* _Task to carry out_
The records that follow are to be repeated exactly, with the pictures removed.

Stored data entries:
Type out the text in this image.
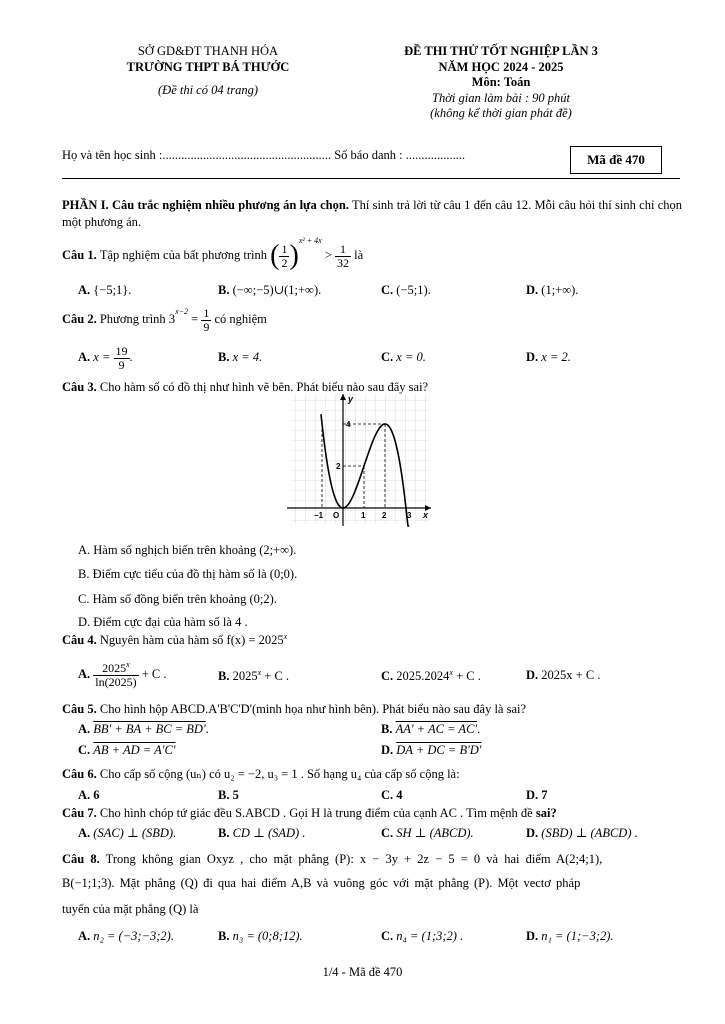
SỞ GD&ĐT THANH HÓA
TRƯỜNG THPT BÁ THƯỚC
(Đề thi có 04 trang)
ĐỀ THI THỬ TỐT NGHIỆP LẦN 3
NĂM HỌC 2024 - 2025
Môn: Toán
Thời gian làm bài : 90 phút
(không kể thời gian phát đề)
Họ và tên học sinh :...................................................... Số báo danh : ...................	Mã đề 470
PHẦN I. Câu trắc nghiệm nhiều phương án lựa chọn. Thí sinh trả lời từ câu 1 đến câu 12. Mỗi câu hỏi thí sinh chỉ chọn một phương án.
Câu 1.
Tập nghiệm của bất phương trình
( $\frac{1}{2} )^{x^2 + 4x}$

>
$\frac{1}{32}$
là
A. {−5;1}.	B. (−∞;−5)∪(1;+∞).	C. (−5;1).	D. (1;+∞).
Câu 2.
Phương trình
3
$^{x-2}$

=
$\frac{1}{9}$
có nghiệm
A.
x =
$\frac{19}{9}$ .	B. x = 4.	C. x = 0.	D. x = 2.
Câu 3. Cho hàm số có đồ thị như hình vẽ bên. Phát biểu nào sau đây sai?
y
x
O
−1	1 2	3
2
4
A. Hàm số nghịch biến trên khoảng (2;+∞).
B. Điểm cực tiểu của đồ thị hàm số là (0;0).
C. Hàm số đồng biến trên khoảng (0;2).
D. Điểm cực đại của hàm số là 4 .
Câu 4. Nguyên hàm của hàm số $f(x) = 2025^x$
A.
$\frac{2025^x}{\ln(2025)}$
+ C .	B. $2025^x + C$ .	C. $2025.2024^x + C$ .	D. 2025x + C .
Câu 5. Cho hình hộp ABCD.A'B'C'D'(minh họa như hình bên). Phát biểu nào sau đây là sai?
A. BB' + BA + BC = BD'.	B. AA' + AC = AC'.
C. AB + AD = A'C'	D. DA + DC = B'D'
Câu 6. Cho cấp số cộng (uₙ) có u₂ = −2, u₃ = 1 . Số hạng u₄ của cấp số cộng là:
A. 6	B. 5	C. 4	D. 7
Câu 7. Cho hình chóp tứ giác đều S.ABCD . Gọi H là trung điểm của cạnh AC . Tìm mệnh đề sai?
A. (SAC) ⊥ (SBD).	B. CD ⊥ (SAD) .	C. SH ⊥ (ABCD).	D. (SBD) ⊥ (ABCD) .
Câu 8. Trong không gian Oxyz , cho mặt phẳng (P): x − 3y + 2z − 5 = 0 và hai điểm A(2;4;1),
B(−1;1;3). Mặt phẳng (Q) đi qua hai điểm A,B và vuông góc với mặt phẳng (P). Một vectơ pháp
tuyến của mặt phẳng (Q) là
A. n₂ = (−3;−3;2).	B. n₃ = (0;8;12).	C. n₄ = (1;3;2) .	D. n₁ = (1;−3;2).
1/4 - Mã đề 470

* _Result for this exercise_
Type out the text in this image.
SỞ GD&ĐT THANH HÓA
TRƯỜNG THPT BÁ THƯỚC
(Đề thi có 04 trang)
ĐỀ THI THỬ TỐT NGHIỆP LẦN 3
NĂM HỌC 2024 - 2025
Môn: Toán
Thời gian làm bài : 90 phút
(không kể thời gian phát đề)
Họ và tên học sinh :...................................................... Số báo danh : ...................	Mã đề 470
PHẦN I. Câu trắc nghiệm nhiều phương án lựa chọn. Thí sinh trả lời từ câu 1 đến câu 12. Mỗi câu hỏi thí sinh chỉ chọn một phương án.
Câu 1.
Tập nghiệm của bất phương trình
( $\frac{1}{2} )^{x^2 + 4x}$

>
$\frac{1}{32}$
là
A. {−5;1}.	B. (−∞;−5)∪(1;+∞).	C. (−5;1).	D. (1;+∞).
Câu 2.
Phương trình
3
$^{x-2}$

=
$\frac{1}{9}$
có nghiệm
A.
x =
$\frac{19}{9}$ .	B. x = 4.	C. x = 0.	D. x = 2.
Câu 3. Cho hàm số có đồ thị như hình vẽ bên. Phát biểu nào sau đây sai?
y
x
O
−1	1 2	3
2
4
A. Hàm số nghịch biến trên khoảng (2;+∞).
B. Điểm cực tiểu của đồ thị hàm số là (0;0).
C. Hàm số đồng biến trên khoảng (0;2).
D. Điểm cực đại của hàm số là 4 .
Câu 4. Nguyên hàm của hàm số $f(x) = 2025^x$
A.
$\frac{2025^x}{\ln(2025)}$
+ C .	B. $2025^x + C$ .	C. $2025.2024^x + C$ .	D. 2025x + C .
Câu 5. Cho hình hộp ABCD.A'B'C'D'(minh họa như hình bên). Phát biểu nào sau đây là sai?
A. BB' + BA + BC = BD'.	B. AA' + AC = AC'.
C. AB + AD = A'C'	D. DA + DC = B'D'
Câu 6. Cho cấp số cộng (uₙ) có u₂ = −2, u₃ = 1 . Số hạng u₄ của cấp số cộng là:
A. 6	B. 5	C. 4	D. 7
Câu 7. Cho hình chóp tứ giác đều S.ABCD . Gọi H là trung điểm của cạnh AC . Tìm mệnh đề sai?
A. (SAC) ⊥ (SBD).	B. CD ⊥ (SAD) .	C. SH ⊥ (ABCD).	D. (SBD) ⊥ (ABCD) .
Câu 8. Trong không gian Oxyz , cho mặt phẳng (P): x − 3y + 2z − 5 = 0 và hai điểm A(2;4;1),
B(−1;1;3). Mặt phẳng (Q) đi qua hai điểm A,B và vuông góc với mặt phẳng (P). Một vectơ pháp
tuyến của mặt phẳng (Q) là
A. n₂ = (−3;−3;2).	B. n₃ = (0;8;12).	C. n₄ = (1;3;2) .	D. n₁ = (1;−3;2).
1/4 - Mã đề 470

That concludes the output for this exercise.